WHAT THIS TASK INVOLVES: Look through the lines below and extract any with the word "component".

═════ MATERIAL TO PROCESS

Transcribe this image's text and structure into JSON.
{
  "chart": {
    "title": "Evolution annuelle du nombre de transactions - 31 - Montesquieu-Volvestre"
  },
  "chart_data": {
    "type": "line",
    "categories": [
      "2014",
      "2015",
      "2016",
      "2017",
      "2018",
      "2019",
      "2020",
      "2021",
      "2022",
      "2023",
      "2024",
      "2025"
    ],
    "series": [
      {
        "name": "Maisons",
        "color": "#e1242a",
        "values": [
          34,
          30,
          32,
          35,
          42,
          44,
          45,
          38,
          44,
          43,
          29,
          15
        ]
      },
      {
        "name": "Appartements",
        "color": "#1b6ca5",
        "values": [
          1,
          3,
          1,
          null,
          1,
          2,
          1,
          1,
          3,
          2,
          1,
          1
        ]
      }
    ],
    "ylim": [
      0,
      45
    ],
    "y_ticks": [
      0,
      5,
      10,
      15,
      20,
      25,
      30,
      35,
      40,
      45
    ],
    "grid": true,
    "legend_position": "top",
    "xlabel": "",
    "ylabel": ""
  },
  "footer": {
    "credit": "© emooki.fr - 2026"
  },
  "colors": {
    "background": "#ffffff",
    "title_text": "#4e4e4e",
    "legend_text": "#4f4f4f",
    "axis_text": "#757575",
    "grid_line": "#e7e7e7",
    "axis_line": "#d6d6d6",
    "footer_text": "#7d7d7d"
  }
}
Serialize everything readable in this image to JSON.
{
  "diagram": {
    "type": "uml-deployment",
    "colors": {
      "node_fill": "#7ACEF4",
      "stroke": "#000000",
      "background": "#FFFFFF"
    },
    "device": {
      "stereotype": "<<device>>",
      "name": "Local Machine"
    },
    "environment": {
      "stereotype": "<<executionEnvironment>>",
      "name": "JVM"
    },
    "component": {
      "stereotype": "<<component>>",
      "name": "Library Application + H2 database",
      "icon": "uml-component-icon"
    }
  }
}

══════════

EXERCISE ANSWER:
    "component": {
      "stereotype": "<<component>>",
      "icon": "uml-component-icon"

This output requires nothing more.